▶ **WHAT YOU ARE ASKED TO DO**
Find the word "false" in the data. Return every line where it appears.

[Dataset rows about figures]
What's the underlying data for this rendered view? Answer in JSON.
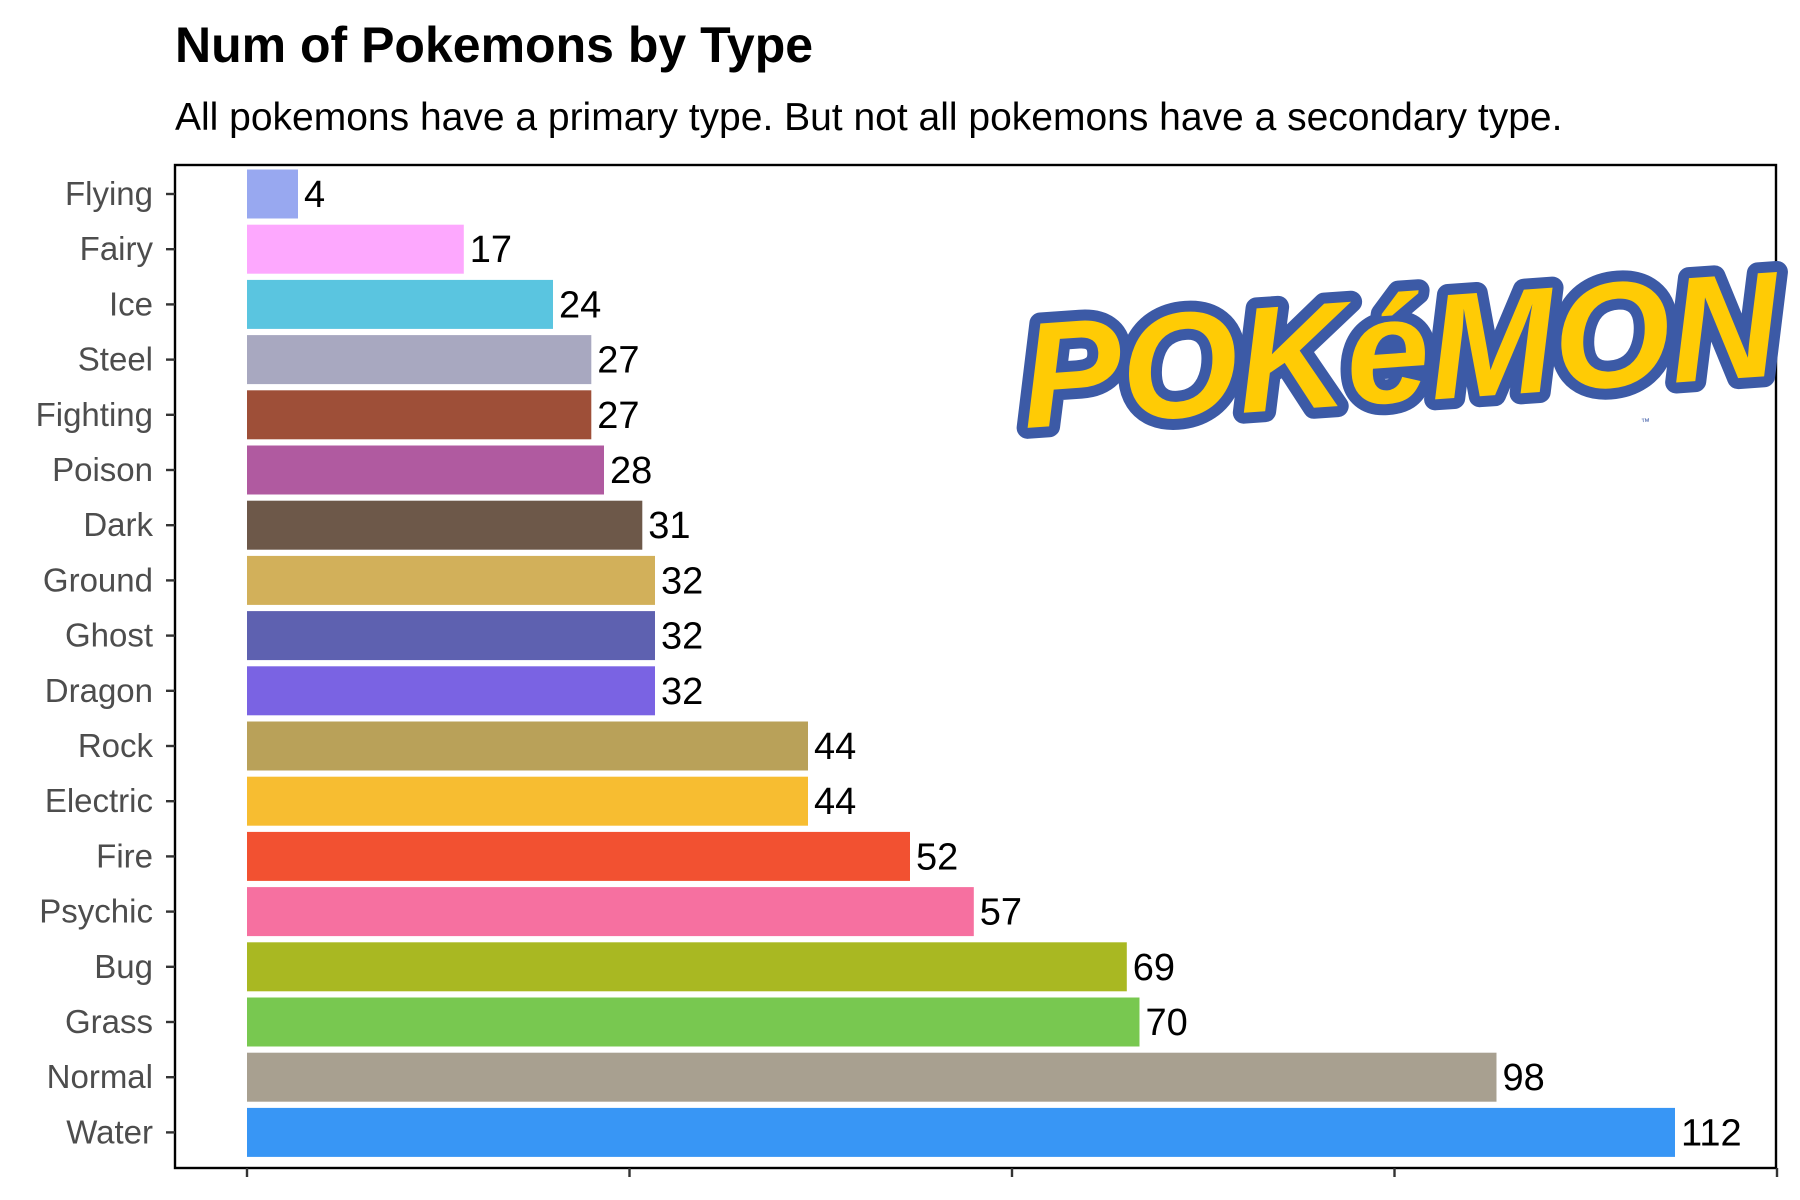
{
  "chart_data": {
    "type": "bar",
    "orientation": "horizontal",
    "title": "Num of Pokemons by Type",
    "subtitle": "All pokemons have a primary type. But not all pokemons have a secondary type.",
    "categories": [
      "Flying",
      "Fairy",
      "Ice",
      "Steel",
      "Fighting",
      "Poison",
      "Dark",
      "Ground",
      "Ghost",
      "Dragon",
      "Rock",
      "Electric",
      "Fire",
      "Psychic",
      "Bug",
      "Grass",
      "Normal",
      "Water"
    ],
    "values": [
      4,
      17,
      24,
      27,
      27,
      28,
      31,
      32,
      32,
      32,
      44,
      44,
      52,
      57,
      69,
      70,
      98,
      112
    ],
    "colors": [
      "#98a8f0",
      "#fda8fe",
      "#5ac5e0",
      "#a8a8c0",
      "#9e4f38",
      "#b05aa0",
      "#6d5849",
      "#d2b05a",
      "#5e61b0",
      "#7a63e3",
      "#b9a159",
      "#f7bd31",
      "#f25131",
      "#f670a0",
      "#a9b822",
      "#78c850",
      "#a8a090",
      "#3896f5"
    ],
    "xlim": [
      0,
      120
    ],
    "xticks": [
      0,
      30,
      60,
      90,
      120
    ],
    "xtick_labels_visible": false,
    "grid": false,
    "show_value_labels": true,
    "legend": "none"
  },
  "logo": {
    "text": "POKéMON",
    "tm": "™",
    "fill_color": "#ffcb05",
    "outline_color": "#3c5aa6"
  }
}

▶ **EXERCISE RESPONSE**
    "xtick_labels_visible": false,
    "grid": false,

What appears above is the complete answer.